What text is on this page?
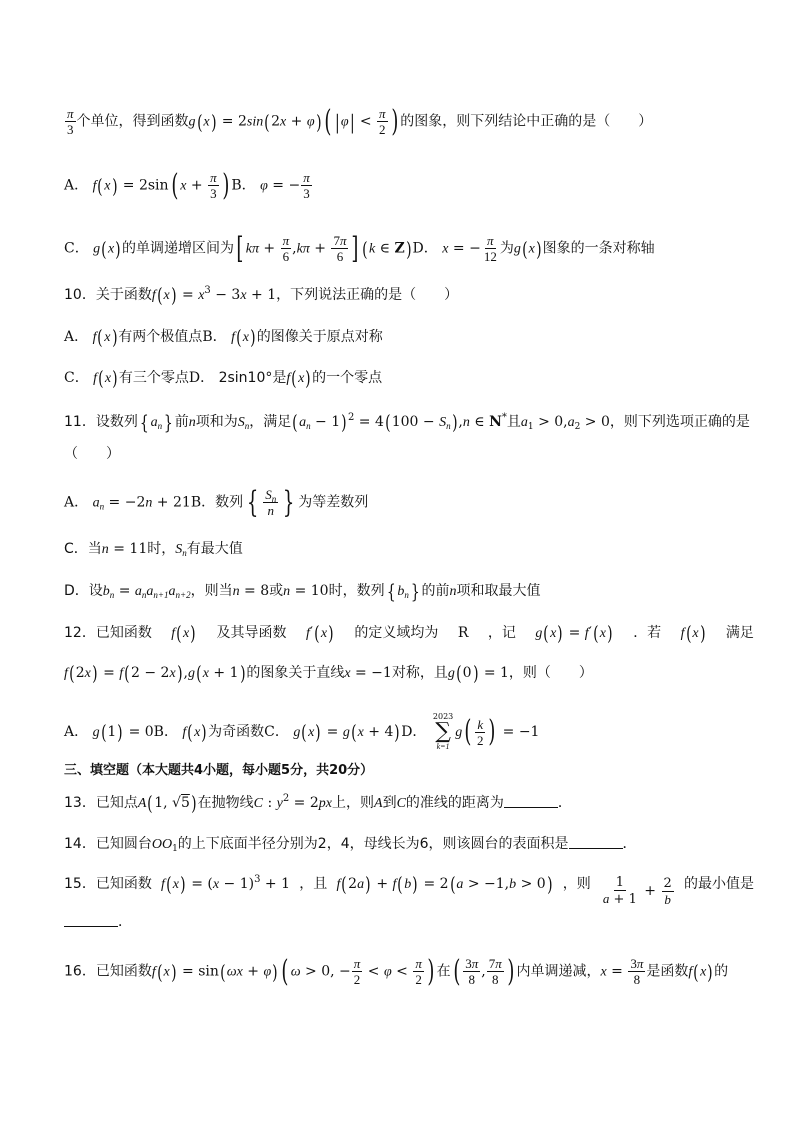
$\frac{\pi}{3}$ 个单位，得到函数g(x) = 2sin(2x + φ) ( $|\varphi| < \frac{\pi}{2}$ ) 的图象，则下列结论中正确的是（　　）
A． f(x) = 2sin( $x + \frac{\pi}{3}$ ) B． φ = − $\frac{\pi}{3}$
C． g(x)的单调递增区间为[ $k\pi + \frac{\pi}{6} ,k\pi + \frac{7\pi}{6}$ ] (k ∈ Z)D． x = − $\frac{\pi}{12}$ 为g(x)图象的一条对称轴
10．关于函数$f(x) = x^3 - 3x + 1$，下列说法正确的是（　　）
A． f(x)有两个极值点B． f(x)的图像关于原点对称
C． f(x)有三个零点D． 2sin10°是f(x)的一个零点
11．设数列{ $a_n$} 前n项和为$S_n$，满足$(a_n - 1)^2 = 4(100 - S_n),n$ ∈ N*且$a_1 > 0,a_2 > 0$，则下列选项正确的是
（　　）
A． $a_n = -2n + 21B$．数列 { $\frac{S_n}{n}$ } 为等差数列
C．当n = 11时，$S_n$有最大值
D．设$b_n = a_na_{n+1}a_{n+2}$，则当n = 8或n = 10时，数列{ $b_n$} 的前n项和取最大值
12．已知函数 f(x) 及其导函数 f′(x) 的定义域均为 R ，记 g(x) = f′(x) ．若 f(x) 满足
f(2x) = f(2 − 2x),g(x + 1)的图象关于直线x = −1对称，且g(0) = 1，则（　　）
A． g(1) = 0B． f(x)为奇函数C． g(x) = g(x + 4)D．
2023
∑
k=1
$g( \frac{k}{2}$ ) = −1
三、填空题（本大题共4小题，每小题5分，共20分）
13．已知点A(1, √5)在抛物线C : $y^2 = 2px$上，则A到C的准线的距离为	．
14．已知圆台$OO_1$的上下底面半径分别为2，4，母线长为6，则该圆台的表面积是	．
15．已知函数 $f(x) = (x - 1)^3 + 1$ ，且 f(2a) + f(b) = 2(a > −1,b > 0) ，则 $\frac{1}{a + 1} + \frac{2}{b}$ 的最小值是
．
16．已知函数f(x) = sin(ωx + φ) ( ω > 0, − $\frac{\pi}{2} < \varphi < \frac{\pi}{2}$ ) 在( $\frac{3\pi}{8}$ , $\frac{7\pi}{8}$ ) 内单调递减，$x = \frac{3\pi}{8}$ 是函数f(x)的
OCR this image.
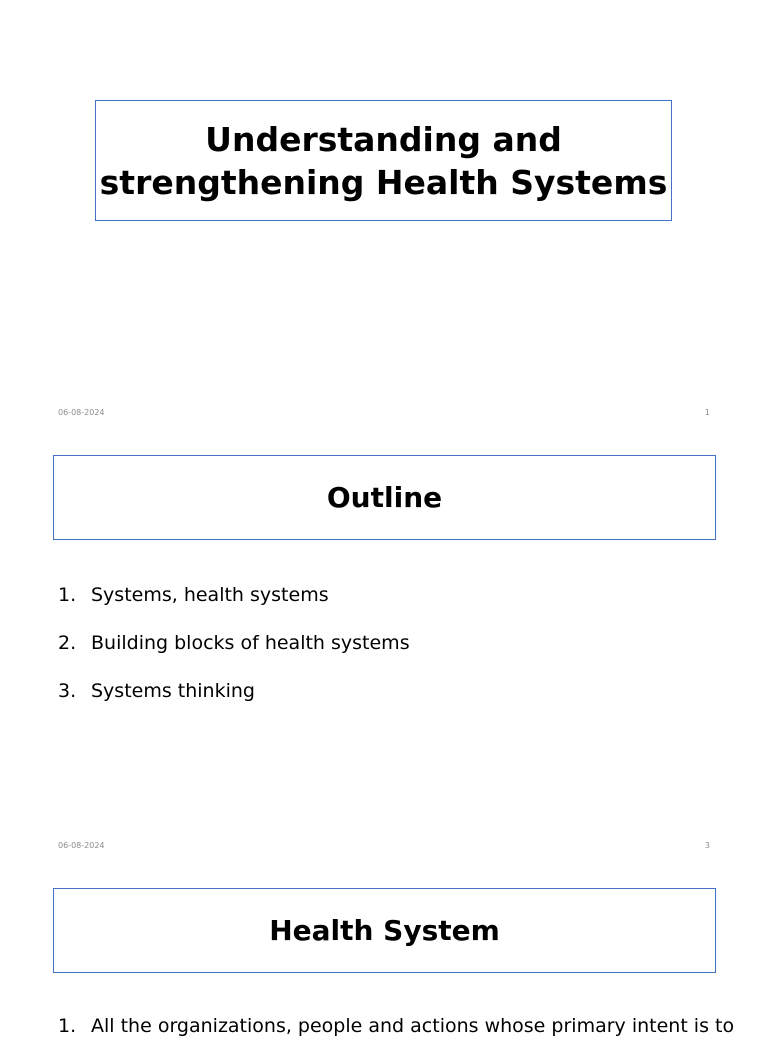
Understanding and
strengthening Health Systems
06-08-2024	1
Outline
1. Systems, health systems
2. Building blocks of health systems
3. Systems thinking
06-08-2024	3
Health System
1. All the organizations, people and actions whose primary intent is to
━━━━━━━━
## Work to complete
Write out an exact reproduction of the lines from the line that holds "OCR this image." to the bottom of the listing above, both ends included. Exclude pictures.

## The result
OCR this image.
Understanding and
strengthening Health Systems
06-08-2024	1
Outline
1. Systems, health systems
2. Building blocks of health systems
3. Systems thinking
06-08-2024	3
Health System
1. All the organizations, people and actions whose primary intent is to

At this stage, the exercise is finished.